↓↓↓

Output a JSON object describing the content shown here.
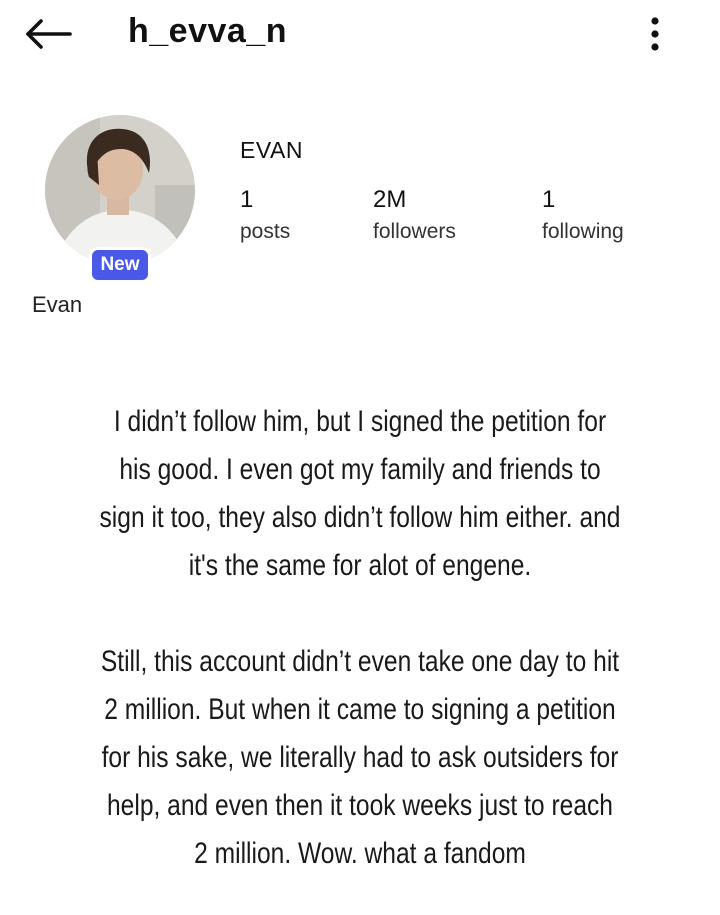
{
  "header": {
    "username": "h_evva_n",
    "back_icon": "arrow-left-icon",
    "more_icon": "vertical-dots-icon"
  },
  "profile": {
    "display_name": "EVAN",
    "avatar_caption": "Evan",
    "new_badge": "New",
    "badge_color": "#4a58e8",
    "stats": {
      "posts": {
        "value": "1",
        "label": "posts"
      },
      "followers": {
        "value": "2M",
        "label": "followers"
      },
      "following": {
        "value": "1",
        "label": "following"
      }
    }
  },
  "caption": {
    "paragraph_1": "I didn’t follow him, but I signed the petition for his good. I even got my family and friends to sign it too, they also didn’t follow him either. and it's the same for alot of engene.",
    "paragraph_2": "Still, this account didn’t even take one day to hit 2 million. But when it came to signing a petition for his sake, we literally had to ask outsiders for help, and even then it took weeks just to reach 2 million. Wow. what a fandom"
  }
}
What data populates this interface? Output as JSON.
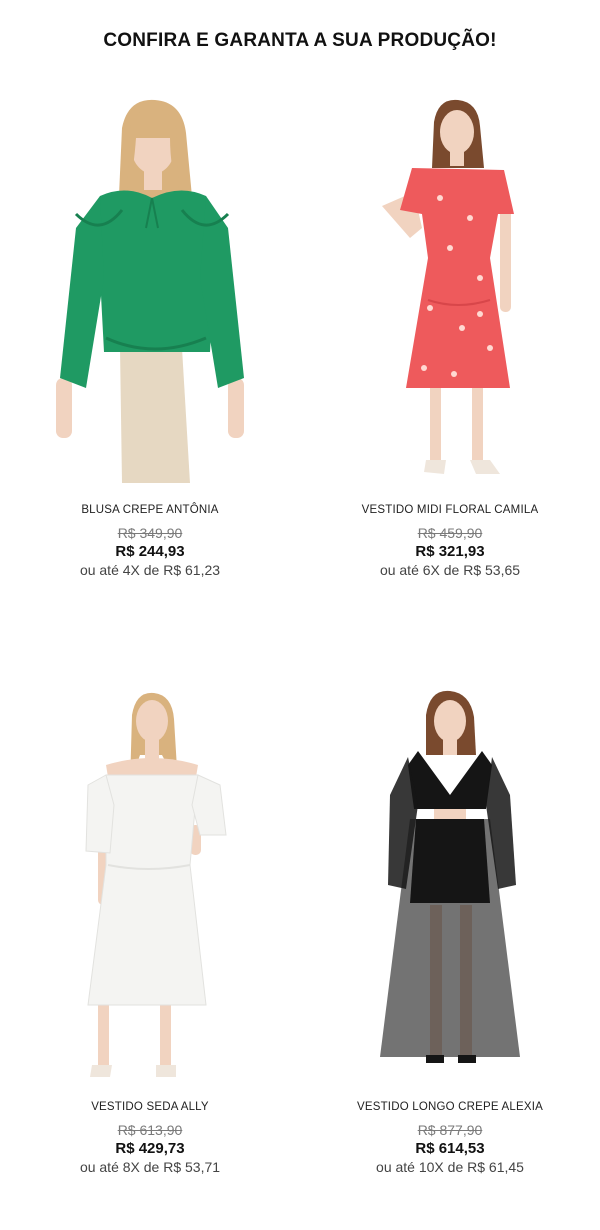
{
  "header": {
    "title": "CONFIRA E GARANTA A SUA PRODUÇÃO!"
  },
  "products": [
    {
      "name": "BLUSA CREPE ANTÔNIA",
      "old_price": "R$ 349,90",
      "price": "R$ 244,93",
      "installments": "ou até 4X de R$ 61,23",
      "colors": {
        "garment": "#1f9a63",
        "lower": "#e6d8c2"
      }
    },
    {
      "name": "VESTIDO MIDI FLORAL CAMILA",
      "old_price": "R$ 459,90",
      "price": "R$ 321,93",
      "installments": "ou até 6X de R$ 53,65",
      "colors": {
        "garment": "#ee5a5c"
      }
    },
    {
      "name": "VESTIDO SEDA ALLY",
      "old_price": "R$ 613,90",
      "price": "R$ 429,73",
      "installments": "ou até 8X de R$ 53,71",
      "colors": {
        "garment": "#f4f4f2"
      }
    },
    {
      "name": "VESTIDO LONGO CREPE ALEXIA",
      "old_price": "R$ 877,90",
      "price": "R$ 614,53",
      "installments": "ou até 10X de R$ 61,45",
      "colors": {
        "garment": "#151515"
      }
    }
  ],
  "colors": {
    "skin": "#f1d3c0",
    "hair_blonde": "#d9b27e",
    "hair_brown": "#7a4a2e",
    "text": "#111111",
    "muted": "#7a7a7a"
  }
}
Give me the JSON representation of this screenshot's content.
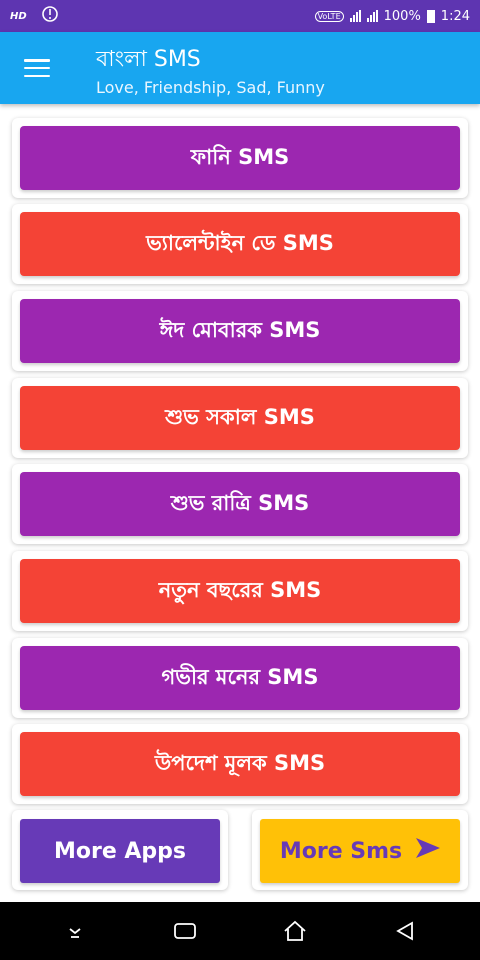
{
  "statusbar": {
    "hd": "HD",
    "network": "VoLTE",
    "battery": "100%",
    "time": "1:24"
  },
  "appbar": {
    "title": "বাংলা SMS",
    "subtitle": "Love, Friendship, Sad, Funny"
  },
  "categories": [
    {
      "label": "ফানি SMS",
      "color": "#9c27b0"
    },
    {
      "label": "ভ্যালেন্টাইন ডে SMS",
      "color": "#f44336"
    },
    {
      "label": "ঈদ মোবারক SMS",
      "color": "#9c27b0"
    },
    {
      "label": "শুভ সকাল SMS",
      "color": "#f44336"
    },
    {
      "label": "শুভ রাত্রি SMS",
      "color": "#9c27b0"
    },
    {
      "label": "নতুন বছরের SMS",
      "color": "#f44336"
    },
    {
      "label": "গভীর মনের SMS",
      "color": "#9c27b0"
    },
    {
      "label": "উপদেশ মূলক SMS",
      "color": "#f44336"
    }
  ],
  "footer": {
    "more_apps": "More Apps",
    "more_sms": "More Sms"
  },
  "colors": {
    "statusbar": "#5e35b1",
    "appbar": "#18a6f0",
    "more_apps": "#673ab7",
    "more_sms": "#ffc107"
  },
  "icons": [
    "menu-icon",
    "arrow-right-icon",
    "nav-down-icon",
    "recent-apps-icon",
    "home-icon",
    "back-icon"
  ]
}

↑↑↑

* _TASK DIRECTIONS_
Collect each line of the entries that has the word "garment", copying it in full.

* _RESULT FOR THIS EXERCISE_
        "garment": "#1f9a63",
        "garment": "#ee5a5c"
        "garment": "#f4f4f2"
        "garment": "#151515"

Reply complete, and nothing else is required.